■ Instructions for the task ■
Please quote the material exactly, every line of it.

■ Excerpted records ■
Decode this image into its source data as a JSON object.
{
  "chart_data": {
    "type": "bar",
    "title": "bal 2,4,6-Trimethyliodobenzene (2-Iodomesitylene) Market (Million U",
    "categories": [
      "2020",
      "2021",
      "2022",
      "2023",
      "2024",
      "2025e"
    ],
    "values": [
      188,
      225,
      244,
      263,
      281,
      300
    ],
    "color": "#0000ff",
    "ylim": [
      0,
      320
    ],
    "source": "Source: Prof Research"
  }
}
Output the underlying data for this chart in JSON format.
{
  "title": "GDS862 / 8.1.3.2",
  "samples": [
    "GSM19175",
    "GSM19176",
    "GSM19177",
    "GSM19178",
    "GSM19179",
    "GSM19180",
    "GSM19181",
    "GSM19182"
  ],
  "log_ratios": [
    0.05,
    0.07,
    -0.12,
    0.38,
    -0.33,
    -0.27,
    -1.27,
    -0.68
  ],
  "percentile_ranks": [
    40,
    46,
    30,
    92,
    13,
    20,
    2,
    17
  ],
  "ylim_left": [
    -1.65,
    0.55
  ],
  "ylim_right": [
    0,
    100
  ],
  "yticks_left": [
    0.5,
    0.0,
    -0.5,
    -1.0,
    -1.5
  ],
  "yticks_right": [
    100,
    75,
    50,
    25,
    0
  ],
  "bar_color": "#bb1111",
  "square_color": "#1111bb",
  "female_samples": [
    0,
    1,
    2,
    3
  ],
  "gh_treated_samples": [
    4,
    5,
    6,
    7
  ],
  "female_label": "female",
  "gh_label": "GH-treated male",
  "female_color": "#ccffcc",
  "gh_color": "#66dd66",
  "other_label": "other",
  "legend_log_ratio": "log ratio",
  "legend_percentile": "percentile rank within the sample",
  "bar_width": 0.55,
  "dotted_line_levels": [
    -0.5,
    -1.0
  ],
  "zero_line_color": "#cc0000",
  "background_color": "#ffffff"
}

■ The reply ■
Decode this image into its source data as a JSON object.
{
  "chart_data": {
    "type": "bar",
    "title": "bal 2,4,6-Trimethyliodobenzene (2-Iodomesitylene) Market (Million U",
    "categories": [
      "2020",
      "2021",
      "2022",
      "2023",
      "2024",
      "2025e"
    ],
    "values": [
      188,
      225,
      244,
      263,
      281,
      300
    ],
    "color": "#0000ff",
    "ylim": [
      0,
      320
    ],
    "source": "Source: Prof Research"
  }
}
Output the underlying data for this chart in JSON format.
{
  "title": "GDS862 / 8.1.3.2",
  "samples": [
    "GSM19175",
    "GSM19176",
    "GSM19177",
    "GSM19178",
    "GSM19179",
    "GSM19180",
    "GSM19181",
    "GSM19182"
  ],
  "log_ratios": [
    0.05,
    0.07,
    -0.12,
    0.38,
    -0.33,
    -0.27,
    -1.27,
    -0.68
  ],
  "percentile_ranks": [
    40,
    46,
    30,
    92,
    13,
    20,
    2,
    17
  ],
  "ylim_left": [
    -1.65,
    0.55
  ],
  "ylim_right": [
    0,
    100
  ],
  "yticks_left": [
    0.5,
    0.0,
    -0.5,
    -1.0,
    -1.5
  ],
  "yticks_right": [
    100,
    75,
    50,
    25,
    0
  ],
  "bar_color": "#bb1111",
  "square_color": "#1111bb",
  "female_samples": [
    0,
    1,
    2,
    3
  ],
  "gh_treated_samples": [
    4,
    5,
    6,
    7
  ],
  "female_label": "female",
  "gh_label": "GH-treated male",
  "female_color": "#ccffcc",
  "gh_color": "#66dd66",
  "other_label": "other",
  "legend_log_ratio": "log ratio",
  "legend_percentile": "percentile rank within the sample",
  "bar_width": 0.55,
  "dotted_line_levels": [
    -0.5,
    -1.0
  ],
  "zero_line_color": "#cc0000",
  "background_color": "#ffffff"
}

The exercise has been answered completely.